# DIRECTIONS FOR THIS TASK
All records must be restated word for word.

Transcribed document page entries:
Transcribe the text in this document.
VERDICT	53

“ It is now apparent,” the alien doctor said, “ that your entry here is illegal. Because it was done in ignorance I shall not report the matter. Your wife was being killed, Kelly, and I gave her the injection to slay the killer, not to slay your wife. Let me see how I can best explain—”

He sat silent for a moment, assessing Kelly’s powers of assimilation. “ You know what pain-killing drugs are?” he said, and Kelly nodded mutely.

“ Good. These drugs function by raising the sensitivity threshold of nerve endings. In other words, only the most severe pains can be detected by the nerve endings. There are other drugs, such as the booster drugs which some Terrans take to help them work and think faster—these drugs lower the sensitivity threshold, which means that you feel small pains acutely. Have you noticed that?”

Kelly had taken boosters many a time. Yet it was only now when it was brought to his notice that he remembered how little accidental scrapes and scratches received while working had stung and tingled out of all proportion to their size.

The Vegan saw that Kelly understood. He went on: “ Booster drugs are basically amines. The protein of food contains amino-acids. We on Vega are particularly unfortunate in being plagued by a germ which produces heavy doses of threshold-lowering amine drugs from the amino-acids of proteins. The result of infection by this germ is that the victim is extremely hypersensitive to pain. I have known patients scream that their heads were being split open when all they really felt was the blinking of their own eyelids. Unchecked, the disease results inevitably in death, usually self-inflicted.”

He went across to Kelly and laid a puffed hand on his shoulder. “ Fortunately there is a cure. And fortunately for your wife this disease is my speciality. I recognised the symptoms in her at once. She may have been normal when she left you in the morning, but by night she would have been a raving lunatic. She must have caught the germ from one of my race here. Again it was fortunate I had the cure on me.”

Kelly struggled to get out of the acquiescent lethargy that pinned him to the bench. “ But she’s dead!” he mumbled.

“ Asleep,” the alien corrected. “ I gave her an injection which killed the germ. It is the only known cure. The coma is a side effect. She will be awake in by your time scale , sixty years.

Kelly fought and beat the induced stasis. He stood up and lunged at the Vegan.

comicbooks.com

# ANSWER TO THIS PROBLEM
Transcribe the text in this document.
VERDICT	53

“ It is now apparent,” the alien doctor said, “ that your entry here is illegal. Because it was done in ignorance I shall not report the matter. Your wife was being killed, Kelly, and I gave her the injection to slay the killer, not to slay your wife. Let me see how I can best explain—”

He sat silent for a moment, assessing Kelly’s powers of assimilation. “ You know what pain-killing drugs are?” he said, and Kelly nodded mutely.

“ Good. These drugs function by raising the sensitivity threshold of nerve endings. In other words, only the most severe pains can be detected by the nerve endings. There are other drugs, such as the booster drugs which some Terrans take to help them work and think faster—these drugs lower the sensitivity threshold, which means that you feel small pains acutely. Have you noticed that?”

Kelly had taken boosters many a time. Yet it was only now when it was brought to his notice that he remembered how little accidental scrapes and scratches received while working had stung and tingled out of all proportion to their size.

The Vegan saw that Kelly understood. He went on: “ Booster drugs are basically amines. The protein of food contains amino-acids. We on Vega are particularly unfortunate in being plagued by a germ which produces heavy doses of threshold-lowering amine drugs from the amino-acids of proteins. The result of infection by this germ is that the victim is extremely hypersensitive to pain. I have known patients scream that their heads were being split open when all they really felt was the blinking of their own eyelids. Unchecked, the disease results inevitably in death, usually self-inflicted.”

He went across to Kelly and laid a puffed hand on his shoulder. “ Fortunately there is a cure. And fortunately for your wife this disease is my speciality. I recognised the symptoms in her at once. She may have been normal when she left you in the morning, but by night she would have been a raving lunatic. She must have caught the germ from one of my race here. Again it was fortunate I had the cure on me.”

Kelly struggled to get out of the acquiescent lethargy that pinned him to the bench. “ But she’s dead!” he mumbled.

“ Asleep,” the alien corrected. “ I gave her an injection which killed the germ. It is the only known cure. The coma is a side effect. She will be awake in by your time scale , sixty years.

Kelly fought and beat the induced stasis. He stood up and lunged at the Vegan.

comicbooks.com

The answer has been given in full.